### The exercise:
Without the pictures, can you quote each line below exactly?

===== Source records

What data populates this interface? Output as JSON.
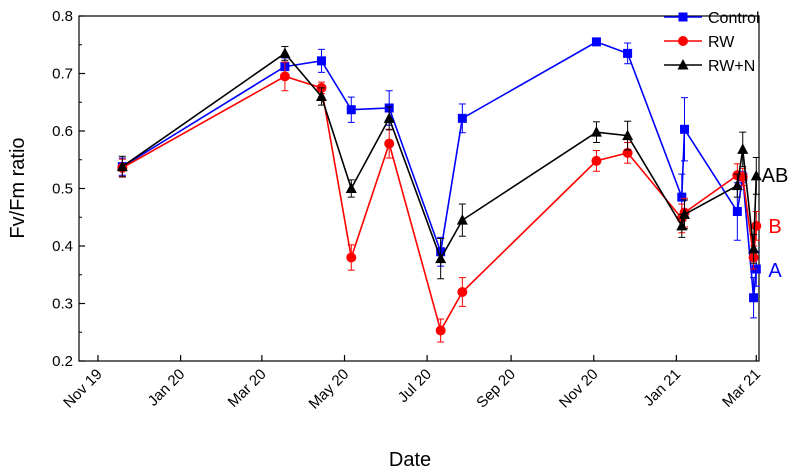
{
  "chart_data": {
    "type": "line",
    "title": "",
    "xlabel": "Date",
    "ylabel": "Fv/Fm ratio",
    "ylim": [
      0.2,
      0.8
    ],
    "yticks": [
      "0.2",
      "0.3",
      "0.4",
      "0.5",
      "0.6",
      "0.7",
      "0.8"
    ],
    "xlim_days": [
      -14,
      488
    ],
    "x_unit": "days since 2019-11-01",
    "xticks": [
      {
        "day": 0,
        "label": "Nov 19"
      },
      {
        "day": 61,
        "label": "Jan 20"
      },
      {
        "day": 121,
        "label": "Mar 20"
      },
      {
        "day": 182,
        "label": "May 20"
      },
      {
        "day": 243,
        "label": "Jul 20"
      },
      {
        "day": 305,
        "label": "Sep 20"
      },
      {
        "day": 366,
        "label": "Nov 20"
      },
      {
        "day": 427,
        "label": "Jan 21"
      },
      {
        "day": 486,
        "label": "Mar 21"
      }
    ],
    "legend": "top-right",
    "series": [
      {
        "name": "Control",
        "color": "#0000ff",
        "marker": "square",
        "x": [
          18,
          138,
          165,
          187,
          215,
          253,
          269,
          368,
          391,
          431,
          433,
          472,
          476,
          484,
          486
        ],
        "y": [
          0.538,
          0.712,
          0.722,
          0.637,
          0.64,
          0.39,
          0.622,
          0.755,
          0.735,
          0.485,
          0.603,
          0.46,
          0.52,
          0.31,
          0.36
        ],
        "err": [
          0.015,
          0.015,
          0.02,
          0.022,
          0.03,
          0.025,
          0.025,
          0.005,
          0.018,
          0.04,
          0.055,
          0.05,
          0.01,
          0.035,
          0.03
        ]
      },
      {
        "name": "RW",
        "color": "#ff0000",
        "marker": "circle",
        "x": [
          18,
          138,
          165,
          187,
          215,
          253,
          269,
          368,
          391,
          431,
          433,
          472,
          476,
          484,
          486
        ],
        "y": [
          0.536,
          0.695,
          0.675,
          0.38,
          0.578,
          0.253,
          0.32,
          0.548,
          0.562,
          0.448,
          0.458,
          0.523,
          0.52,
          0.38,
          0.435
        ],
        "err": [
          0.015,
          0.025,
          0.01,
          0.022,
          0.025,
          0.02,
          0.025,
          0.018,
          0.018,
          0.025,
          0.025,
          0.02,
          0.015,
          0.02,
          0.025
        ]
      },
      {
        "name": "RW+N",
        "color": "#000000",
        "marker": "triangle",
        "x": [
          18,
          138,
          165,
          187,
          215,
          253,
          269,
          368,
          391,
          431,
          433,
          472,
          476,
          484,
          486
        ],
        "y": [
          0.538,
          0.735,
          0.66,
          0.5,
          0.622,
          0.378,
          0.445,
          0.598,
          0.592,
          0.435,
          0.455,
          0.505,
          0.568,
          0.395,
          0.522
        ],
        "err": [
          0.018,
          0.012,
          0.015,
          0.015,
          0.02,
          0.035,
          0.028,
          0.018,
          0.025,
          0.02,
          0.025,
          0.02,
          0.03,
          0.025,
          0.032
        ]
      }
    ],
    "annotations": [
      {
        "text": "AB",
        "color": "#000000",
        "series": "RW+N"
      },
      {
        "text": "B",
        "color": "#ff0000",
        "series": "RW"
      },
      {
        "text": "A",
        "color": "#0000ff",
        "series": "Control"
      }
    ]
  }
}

==========

### Written answer:
What data populates this interface? Output as JSON.
{
  "chart_data": {
    "type": "line",
    "title": "",
    "xlabel": "Date",
    "ylabel": "Fv/Fm ratio",
    "ylim": [
      0.2,
      0.8
    ],
    "yticks": [
      "0.2",
      "0.3",
      "0.4",
      "0.5",
      "0.6",
      "0.7",
      "0.8"
    ],
    "xlim_days": [
      -14,
      488
    ],
    "x_unit": "days since 2019-11-01",
    "xticks": [
      {
        "day": 0,
        "label": "Nov 19"
      },
      {
        "day": 61,
        "label": "Jan 20"
      },
      {
        "day": 121,
        "label": "Mar 20"
      },
      {
        "day": 182,
        "label": "May 20"
      },
      {
        "day": 243,
        "label": "Jul 20"
      },
      {
        "day": 305,
        "label": "Sep 20"
      },
      {
        "day": 366,
        "label": "Nov 20"
      },
      {
        "day": 427,
        "label": "Jan 21"
      },
      {
        "day": 486,
        "label": "Mar 21"
      }
    ],
    "legend": "top-right",
    "series": [
      {
        "name": "Control",
        "color": "#0000ff",
        "marker": "square",
        "x": [
          18,
          138,
          165,
          187,
          215,
          253,
          269,
          368,
          391,
          431,
          433,
          472,
          476,
          484,
          486
        ],
        "y": [
          0.538,
          0.712,
          0.722,
          0.637,
          0.64,
          0.39,
          0.622,
          0.755,
          0.735,
          0.485,
          0.603,
          0.46,
          0.52,
          0.31,
          0.36
        ],
        "err": [
          0.015,
          0.015,
          0.02,
          0.022,
          0.03,
          0.025,
          0.025,
          0.005,
          0.018,
          0.04,
          0.055,
          0.05,
          0.01,
          0.035,
          0.03
        ]
      },
      {
        "name": "RW",
        "color": "#ff0000",
        "marker": "circle",
        "x": [
          18,
          138,
          165,
          187,
          215,
          253,
          269,
          368,
          391,
          431,
          433,
          472,
          476,
          484,
          486
        ],
        "y": [
          0.536,
          0.695,
          0.675,
          0.38,
          0.578,
          0.253,
          0.32,
          0.548,
          0.562,
          0.448,
          0.458,
          0.523,
          0.52,
          0.38,
          0.435
        ],
        "err": [
          0.015,
          0.025,
          0.01,
          0.022,
          0.025,
          0.02,
          0.025,
          0.018,
          0.018,
          0.025,
          0.025,
          0.02,
          0.015,
          0.02,
          0.025
        ]
      },
      {
        "name": "RW+N",
        "color": "#000000",
        "marker": "triangle",
        "x": [
          18,
          138,
          165,
          187,
          215,
          253,
          269,
          368,
          391,
          431,
          433,
          472,
          476,
          484,
          486
        ],
        "y": [
          0.538,
          0.735,
          0.66,
          0.5,
          0.622,
          0.378,
          0.445,
          0.598,
          0.592,
          0.435,
          0.455,
          0.505,
          0.568,
          0.395,
          0.522
        ],
        "err": [
          0.018,
          0.012,
          0.015,
          0.015,
          0.02,
          0.035,
          0.028,
          0.018,
          0.025,
          0.02,
          0.025,
          0.02,
          0.03,
          0.025,
          0.032
        ]
      }
    ],
    "annotations": [
      {
        "text": "AB",
        "color": "#000000",
        "series": "RW+N"
      },
      {
        "text": "B",
        "color": "#ff0000",
        "series": "RW"
      },
      {
        "text": "A",
        "color": "#0000ff",
        "series": "Control"
      }
    ]
  }
}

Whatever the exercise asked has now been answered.